* START Stored data *
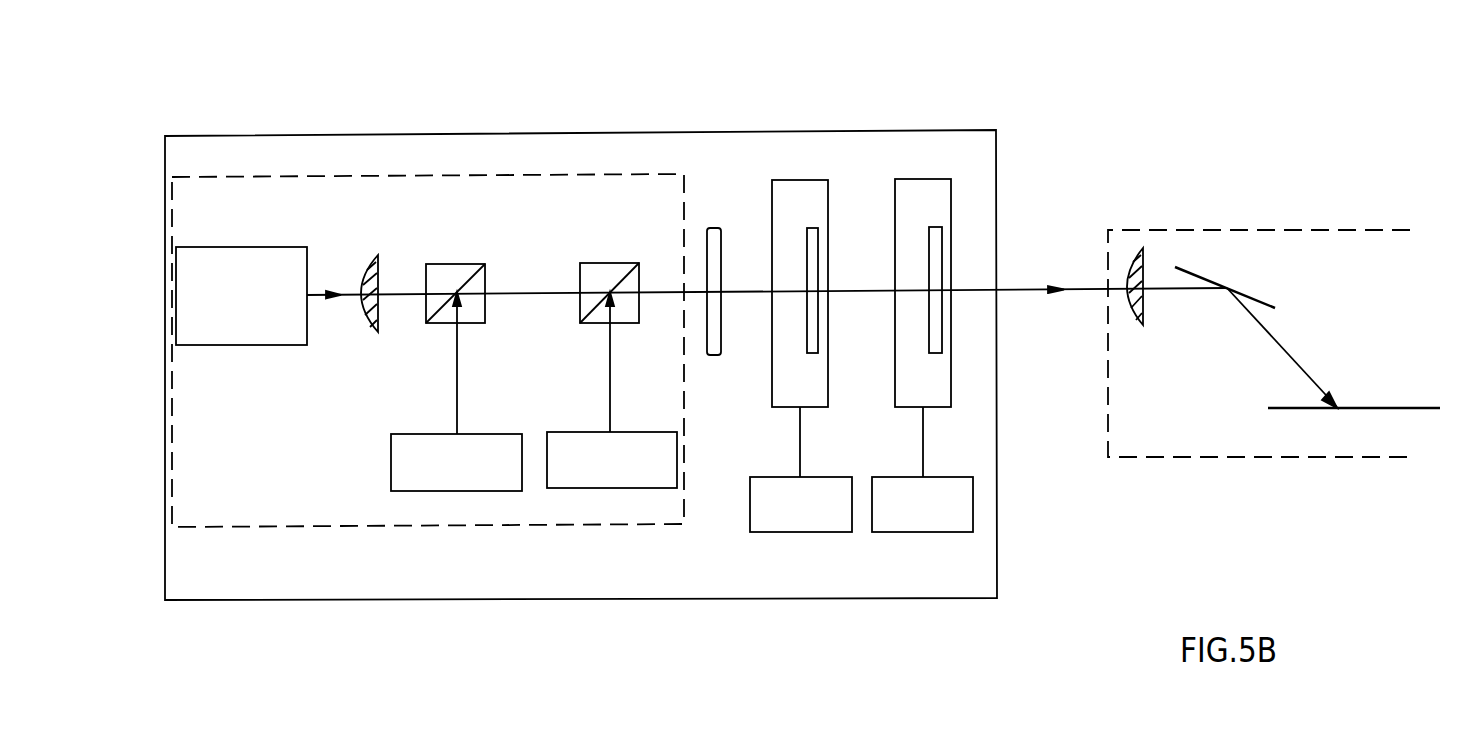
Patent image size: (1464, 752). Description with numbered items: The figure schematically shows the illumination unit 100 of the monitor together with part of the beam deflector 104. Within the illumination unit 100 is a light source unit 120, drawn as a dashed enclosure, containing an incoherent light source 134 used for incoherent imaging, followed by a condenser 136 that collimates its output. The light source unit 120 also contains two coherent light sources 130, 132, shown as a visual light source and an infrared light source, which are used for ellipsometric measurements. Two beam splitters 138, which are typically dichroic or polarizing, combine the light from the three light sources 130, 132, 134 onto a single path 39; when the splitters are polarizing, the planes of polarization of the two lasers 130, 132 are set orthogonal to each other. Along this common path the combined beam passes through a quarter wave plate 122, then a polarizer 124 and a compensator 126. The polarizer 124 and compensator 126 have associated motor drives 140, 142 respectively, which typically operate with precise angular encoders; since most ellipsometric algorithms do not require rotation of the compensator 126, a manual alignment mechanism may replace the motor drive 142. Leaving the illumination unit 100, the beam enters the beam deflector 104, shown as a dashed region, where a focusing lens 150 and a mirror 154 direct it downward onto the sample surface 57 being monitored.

The illumination unit 100 is at (313, 578).
The light source unit 120 is at (223, 528).
The incoherent light source 134 is at (255, 245).
The condenser 136 is at (370, 273).
The beam splitters 138 is at (457, 267).
The light beam 39 is at (665, 290).
The coherent light source 130 is at (487, 493).
The coherent light source 132 is at (650, 490).
The quarter wave plate 122 is at (717, 232).
The polarizer 124 is at (800, 183).
The compensator 126 is at (928, 182).
The motor drive 140 is at (825, 532).
The motor drive 142 is at (907, 532).
The beam deflector 104 is at (1345, 242).
The focusing lens 150 is at (1132, 270).
The mirror 154 is at (1253, 297).
The sample 57 is at (1387, 407).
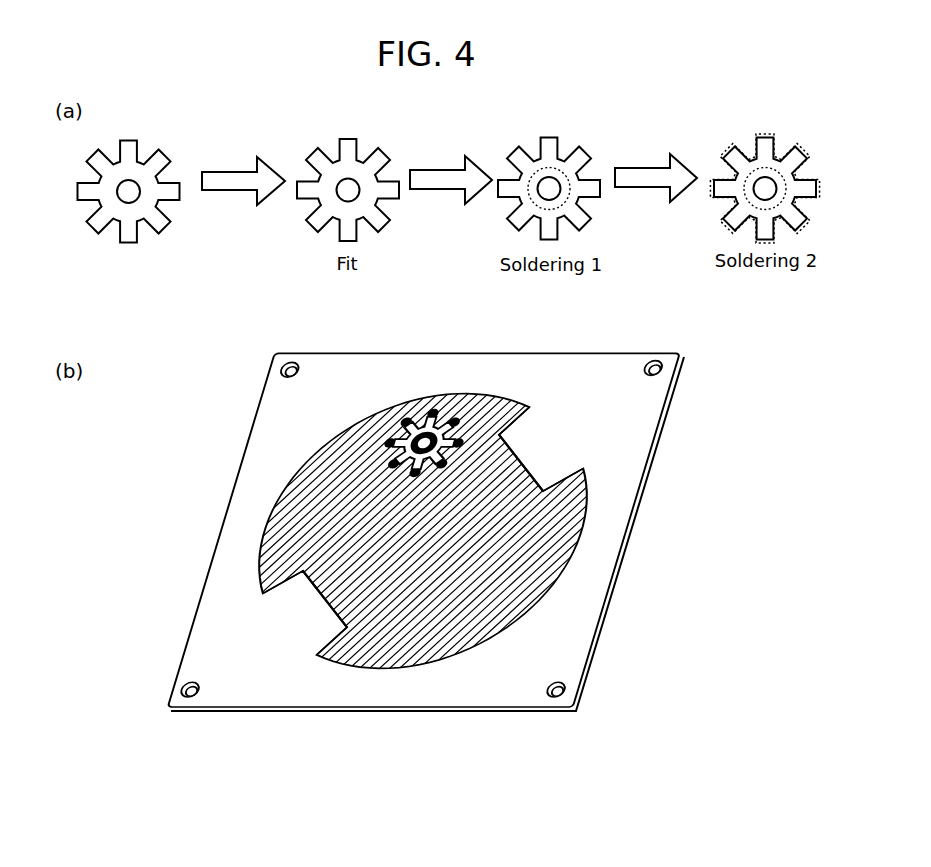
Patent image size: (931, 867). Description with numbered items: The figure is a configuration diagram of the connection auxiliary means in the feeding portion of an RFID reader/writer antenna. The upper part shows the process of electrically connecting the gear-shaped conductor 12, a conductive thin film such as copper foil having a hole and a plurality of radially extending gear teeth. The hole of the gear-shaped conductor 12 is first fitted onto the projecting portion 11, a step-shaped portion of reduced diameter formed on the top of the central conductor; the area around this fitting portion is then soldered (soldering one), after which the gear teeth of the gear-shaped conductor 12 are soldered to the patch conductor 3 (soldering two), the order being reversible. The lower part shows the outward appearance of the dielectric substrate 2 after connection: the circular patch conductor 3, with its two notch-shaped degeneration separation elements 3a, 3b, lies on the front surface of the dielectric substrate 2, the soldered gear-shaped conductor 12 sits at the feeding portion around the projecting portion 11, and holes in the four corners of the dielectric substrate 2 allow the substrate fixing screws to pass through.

The dielectric substrate 2 is at (572, 630).
The patch conductor 3 is at (317, 522).
The degeneration separation element 3a is at (521, 457).
The degeneration separation element 3b is at (320, 607).
The projecting portion 11 is at (351, 193).
The gear-shaped conductor 12 is at (145, 157).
* END Stored data *
Copy every line of the items above word for word, leaving out the pictures.

Patent image size: (1464, 752). Description with numbered items: The figure schematically shows the illumination unit 100 of the monitor together with part of the beam deflector 104. Within the illumination unit 100 is a light source unit 120, drawn as a dashed enclosure, containing an incoherent light source 134 used for incoherent imaging, followed by a condenser 136 that collimates its output. The light source unit 120 also contains two coherent light sources 130, 132, shown as a visual light source and an infrared light source, which are used for ellipsometric measurements. Two beam splitters 138, which are typically dichroic or polarizing, combine the light from the three light sources 130, 132, 134 onto a single path 39; when the splitters are polarizing, the planes of polarization of the two lasers 130, 132 are set orthogonal to each other. Along this common path the combined beam passes through a quarter wave plate 122, then a polarizer 124 and a compensator 126. The polarizer 124 and compensator 126 have associated motor drives 140, 142 respectively, which typically operate with precise angular encoders; since most ellipsometric algorithms do not require rotation of the compensator 126, a manual alignment mechanism may replace the motor drive 142. Leaving the illumination unit 100, the beam enters the beam deflector 104, shown as a dashed region, where a focusing lens 150 and a mirror 154 direct it downward onto the sample surface 57 being monitored.

The illumination unit 100 is at (313, 578).
The light source unit 120 is at (223, 528).
The incoherent light source 134 is at (255, 245).
The condenser 136 is at (370, 273).
The beam splitters 138 is at (457, 267).
The light beam 39 is at (665, 290).
The coherent light source 130 is at (487, 493).
The coherent light source 132 is at (650, 490).
The quarter wave plate 122 is at (717, 232).
The polarizer 124 is at (800, 183).
The compensator 126 is at (928, 182).
The motor drive 140 is at (825, 532).
The motor drive 142 is at (907, 532).
The beam deflector 104 is at (1345, 242).
The focusing lens 150 is at (1132, 270).
The mirror 154 is at (1253, 297).
The sample 57 is at (1387, 407).
Patent image size: (931, 867). Description with numbered items: The figure is a configuration diagram of the connection auxiliary means in the feeding portion of an RFID reader/writer antenna. The upper part shows the process of electrically connecting the gear-shaped conductor 12, a conductive thin film such as copper foil having a hole and a plurality of radially extending gear teeth. The hole of the gear-shaped conductor 12 is first fitted onto the projecting portion 11, a step-shaped portion of reduced diameter formed on the top of the central conductor; the area around this fitting portion is then soldered (soldering one), after which the gear teeth of the gear-shaped conductor 12 are soldered to the patch conductor 3 (soldering two), the order being reversible. The lower part shows the outward appearance of the dielectric substrate 2 after connection: the circular patch conductor 3, with its two notch-shaped degeneration separation elements 3a, 3b, lies on the front surface of the dielectric substrate 2, the soldered gear-shaped conductor 12 sits at the feeding portion around the projecting portion 11, and holes in the four corners of the dielectric substrate 2 allow the substrate fixing screws to pass through.

The dielectric substrate 2 is at (572, 630).
The patch conductor 3 is at (317, 522).
The degeneration separation element 3a is at (521, 457).
The degeneration separation element 3b is at (320, 607).
The projecting portion 11 is at (351, 193).
The gear-shaped conductor 12 is at (145, 157).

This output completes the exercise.